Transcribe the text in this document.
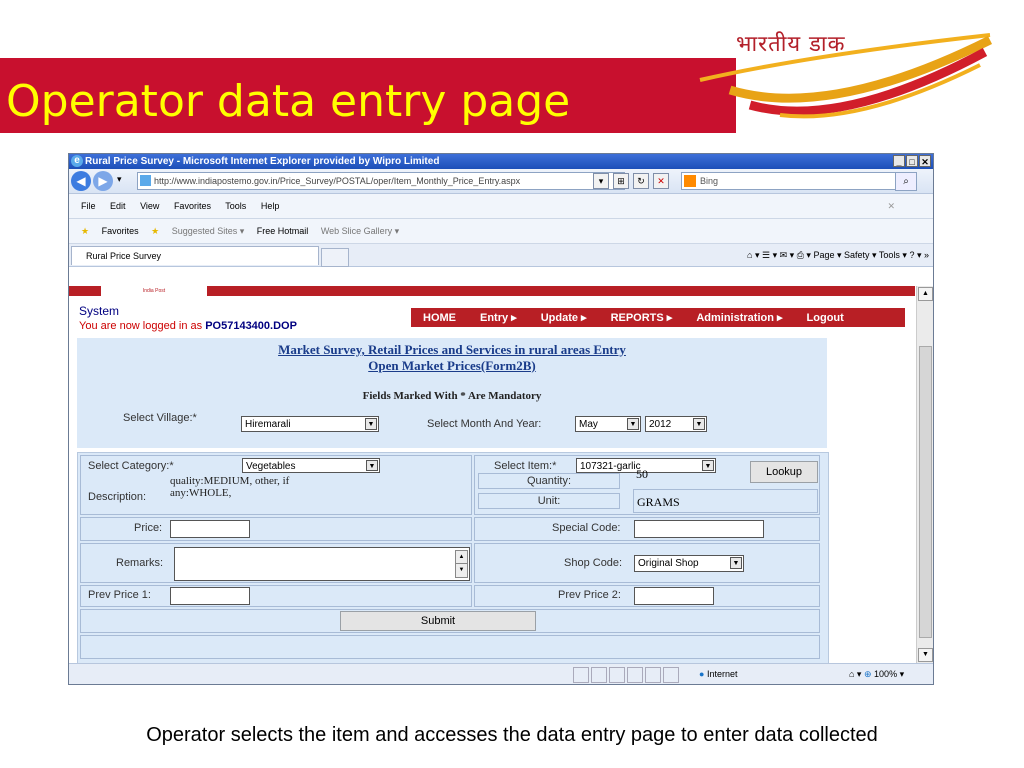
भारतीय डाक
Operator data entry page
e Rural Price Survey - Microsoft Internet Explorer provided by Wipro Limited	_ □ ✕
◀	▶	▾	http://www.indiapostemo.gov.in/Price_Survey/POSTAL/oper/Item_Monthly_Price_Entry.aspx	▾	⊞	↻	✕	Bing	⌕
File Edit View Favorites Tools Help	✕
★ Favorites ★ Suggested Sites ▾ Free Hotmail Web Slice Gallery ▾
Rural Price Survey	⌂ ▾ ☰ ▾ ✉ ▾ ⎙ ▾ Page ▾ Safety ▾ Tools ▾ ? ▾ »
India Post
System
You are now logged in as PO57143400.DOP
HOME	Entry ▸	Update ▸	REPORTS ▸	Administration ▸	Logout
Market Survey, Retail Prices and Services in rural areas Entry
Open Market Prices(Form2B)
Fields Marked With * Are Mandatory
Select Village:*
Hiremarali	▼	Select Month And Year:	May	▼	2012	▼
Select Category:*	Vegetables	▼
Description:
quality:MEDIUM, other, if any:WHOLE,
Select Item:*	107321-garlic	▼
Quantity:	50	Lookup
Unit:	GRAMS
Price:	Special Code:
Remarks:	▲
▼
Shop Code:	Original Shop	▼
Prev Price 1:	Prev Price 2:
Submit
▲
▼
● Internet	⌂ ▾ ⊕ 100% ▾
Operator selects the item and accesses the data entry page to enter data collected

════════════════════

Short problem
How many lines in the listing contain "Market"? Answer with the number alone.

Final result
2